Supplied data →

_ _ _ _

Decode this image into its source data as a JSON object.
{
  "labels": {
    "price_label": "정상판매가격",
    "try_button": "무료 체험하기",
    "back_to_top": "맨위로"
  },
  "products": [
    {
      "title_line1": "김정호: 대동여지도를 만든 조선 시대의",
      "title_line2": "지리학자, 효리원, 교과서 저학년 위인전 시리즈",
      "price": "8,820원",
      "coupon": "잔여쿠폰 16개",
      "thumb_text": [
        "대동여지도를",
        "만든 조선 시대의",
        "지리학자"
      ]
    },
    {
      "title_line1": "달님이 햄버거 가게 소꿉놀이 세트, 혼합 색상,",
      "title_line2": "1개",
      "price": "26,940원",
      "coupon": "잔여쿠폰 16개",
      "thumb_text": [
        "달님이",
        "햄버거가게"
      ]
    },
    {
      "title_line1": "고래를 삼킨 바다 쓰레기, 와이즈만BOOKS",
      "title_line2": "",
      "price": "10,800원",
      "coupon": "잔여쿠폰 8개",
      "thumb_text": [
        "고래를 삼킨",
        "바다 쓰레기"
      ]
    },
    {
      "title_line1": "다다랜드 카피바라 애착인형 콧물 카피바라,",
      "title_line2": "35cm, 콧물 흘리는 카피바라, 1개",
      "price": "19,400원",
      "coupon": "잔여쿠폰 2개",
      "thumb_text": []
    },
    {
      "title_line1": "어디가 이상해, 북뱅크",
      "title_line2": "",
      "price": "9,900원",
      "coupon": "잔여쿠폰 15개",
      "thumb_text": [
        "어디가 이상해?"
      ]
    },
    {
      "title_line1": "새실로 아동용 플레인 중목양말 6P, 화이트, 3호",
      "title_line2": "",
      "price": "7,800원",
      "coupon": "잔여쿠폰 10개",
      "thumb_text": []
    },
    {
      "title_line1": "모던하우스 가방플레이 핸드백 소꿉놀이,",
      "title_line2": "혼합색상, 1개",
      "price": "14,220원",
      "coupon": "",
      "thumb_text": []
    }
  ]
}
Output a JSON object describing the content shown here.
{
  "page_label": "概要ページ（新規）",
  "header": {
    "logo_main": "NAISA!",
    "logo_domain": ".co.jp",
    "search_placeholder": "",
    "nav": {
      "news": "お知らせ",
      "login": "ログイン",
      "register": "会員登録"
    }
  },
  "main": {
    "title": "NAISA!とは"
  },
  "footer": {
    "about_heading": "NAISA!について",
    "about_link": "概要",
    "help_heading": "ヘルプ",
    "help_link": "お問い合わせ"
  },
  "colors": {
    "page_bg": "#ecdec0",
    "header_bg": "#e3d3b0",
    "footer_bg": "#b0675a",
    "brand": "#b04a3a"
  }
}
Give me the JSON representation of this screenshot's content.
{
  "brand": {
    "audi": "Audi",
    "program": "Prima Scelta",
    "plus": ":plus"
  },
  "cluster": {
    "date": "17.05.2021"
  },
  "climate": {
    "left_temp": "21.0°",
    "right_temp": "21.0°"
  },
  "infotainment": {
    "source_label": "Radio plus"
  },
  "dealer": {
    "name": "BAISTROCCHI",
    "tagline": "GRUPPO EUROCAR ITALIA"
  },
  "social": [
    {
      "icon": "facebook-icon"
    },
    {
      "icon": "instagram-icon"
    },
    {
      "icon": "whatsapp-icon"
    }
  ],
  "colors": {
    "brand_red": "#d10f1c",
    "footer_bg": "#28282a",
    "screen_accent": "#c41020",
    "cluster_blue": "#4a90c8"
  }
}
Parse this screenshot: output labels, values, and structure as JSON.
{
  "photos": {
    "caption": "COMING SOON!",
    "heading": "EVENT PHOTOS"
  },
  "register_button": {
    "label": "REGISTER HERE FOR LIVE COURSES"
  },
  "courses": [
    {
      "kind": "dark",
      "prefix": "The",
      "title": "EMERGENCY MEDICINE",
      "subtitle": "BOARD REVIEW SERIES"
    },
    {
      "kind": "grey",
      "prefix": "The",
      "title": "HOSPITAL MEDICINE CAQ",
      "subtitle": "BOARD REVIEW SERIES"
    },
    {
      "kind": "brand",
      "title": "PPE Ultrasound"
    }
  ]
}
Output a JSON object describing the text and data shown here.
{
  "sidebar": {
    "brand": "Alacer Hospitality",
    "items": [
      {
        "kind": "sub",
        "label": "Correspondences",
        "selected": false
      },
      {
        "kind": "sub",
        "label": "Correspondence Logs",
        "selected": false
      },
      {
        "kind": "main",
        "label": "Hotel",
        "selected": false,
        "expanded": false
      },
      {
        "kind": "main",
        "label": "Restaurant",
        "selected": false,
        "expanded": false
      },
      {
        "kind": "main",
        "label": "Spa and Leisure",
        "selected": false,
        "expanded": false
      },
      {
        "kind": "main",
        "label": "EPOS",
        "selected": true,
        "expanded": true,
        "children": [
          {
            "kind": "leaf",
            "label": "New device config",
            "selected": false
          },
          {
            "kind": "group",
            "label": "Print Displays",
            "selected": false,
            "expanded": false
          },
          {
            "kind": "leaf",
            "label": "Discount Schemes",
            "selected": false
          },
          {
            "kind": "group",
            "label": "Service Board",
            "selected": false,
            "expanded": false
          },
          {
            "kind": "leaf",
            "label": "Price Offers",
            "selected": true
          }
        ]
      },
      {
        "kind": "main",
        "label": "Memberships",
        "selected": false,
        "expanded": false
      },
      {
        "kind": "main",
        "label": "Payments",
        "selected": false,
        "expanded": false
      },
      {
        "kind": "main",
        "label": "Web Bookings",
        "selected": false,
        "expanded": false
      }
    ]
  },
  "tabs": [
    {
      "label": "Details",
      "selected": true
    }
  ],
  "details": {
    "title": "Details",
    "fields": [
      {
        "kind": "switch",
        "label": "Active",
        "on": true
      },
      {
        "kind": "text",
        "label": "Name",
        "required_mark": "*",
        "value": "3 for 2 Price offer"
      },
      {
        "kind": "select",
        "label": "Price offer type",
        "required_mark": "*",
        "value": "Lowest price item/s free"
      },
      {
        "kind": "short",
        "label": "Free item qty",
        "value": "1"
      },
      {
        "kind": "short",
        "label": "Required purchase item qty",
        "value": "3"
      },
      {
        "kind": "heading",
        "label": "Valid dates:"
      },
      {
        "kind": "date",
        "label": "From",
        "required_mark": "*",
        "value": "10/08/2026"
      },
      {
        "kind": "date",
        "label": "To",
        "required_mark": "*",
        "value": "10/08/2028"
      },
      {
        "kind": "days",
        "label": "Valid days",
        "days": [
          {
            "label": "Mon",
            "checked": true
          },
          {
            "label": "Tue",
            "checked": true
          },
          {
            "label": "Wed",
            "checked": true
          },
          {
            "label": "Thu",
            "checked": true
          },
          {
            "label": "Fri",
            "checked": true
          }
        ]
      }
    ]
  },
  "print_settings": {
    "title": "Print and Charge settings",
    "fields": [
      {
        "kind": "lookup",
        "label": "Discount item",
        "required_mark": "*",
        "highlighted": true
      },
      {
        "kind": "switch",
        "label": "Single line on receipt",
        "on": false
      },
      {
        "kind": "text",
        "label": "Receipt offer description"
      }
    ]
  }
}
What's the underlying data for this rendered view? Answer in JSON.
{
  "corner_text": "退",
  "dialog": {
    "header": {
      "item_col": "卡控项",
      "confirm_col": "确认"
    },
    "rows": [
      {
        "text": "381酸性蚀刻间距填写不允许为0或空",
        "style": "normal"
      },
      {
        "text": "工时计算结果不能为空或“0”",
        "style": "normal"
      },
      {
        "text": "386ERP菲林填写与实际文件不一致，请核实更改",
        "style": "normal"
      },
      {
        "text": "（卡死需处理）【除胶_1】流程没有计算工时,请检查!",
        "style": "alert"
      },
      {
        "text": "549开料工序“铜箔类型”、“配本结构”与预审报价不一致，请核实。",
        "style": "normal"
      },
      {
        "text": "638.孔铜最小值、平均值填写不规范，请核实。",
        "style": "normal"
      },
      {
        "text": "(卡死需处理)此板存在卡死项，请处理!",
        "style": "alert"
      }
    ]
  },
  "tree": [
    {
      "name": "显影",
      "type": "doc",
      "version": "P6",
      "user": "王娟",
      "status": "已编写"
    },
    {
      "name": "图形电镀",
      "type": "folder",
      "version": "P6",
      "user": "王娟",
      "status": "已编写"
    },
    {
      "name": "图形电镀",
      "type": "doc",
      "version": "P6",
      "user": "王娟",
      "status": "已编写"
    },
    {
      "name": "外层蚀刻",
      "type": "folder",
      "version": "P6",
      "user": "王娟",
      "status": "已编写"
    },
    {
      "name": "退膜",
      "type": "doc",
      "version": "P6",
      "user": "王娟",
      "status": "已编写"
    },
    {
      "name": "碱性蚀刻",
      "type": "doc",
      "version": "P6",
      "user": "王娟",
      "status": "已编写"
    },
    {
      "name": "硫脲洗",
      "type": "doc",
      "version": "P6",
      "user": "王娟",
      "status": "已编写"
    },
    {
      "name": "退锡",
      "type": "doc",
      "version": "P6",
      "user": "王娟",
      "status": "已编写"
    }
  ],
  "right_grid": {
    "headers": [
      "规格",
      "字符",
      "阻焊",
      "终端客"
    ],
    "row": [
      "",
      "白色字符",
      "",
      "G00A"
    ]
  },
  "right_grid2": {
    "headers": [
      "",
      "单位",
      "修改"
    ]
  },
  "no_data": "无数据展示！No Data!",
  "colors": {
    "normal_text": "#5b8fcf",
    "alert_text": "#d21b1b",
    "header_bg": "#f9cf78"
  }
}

_ _ _ _

Go through the listing above and pull out each line containing the word "icon".

      "icon": "facebook-icon"
      "icon": "instagram-icon"
      "icon": "whatsapp-icon"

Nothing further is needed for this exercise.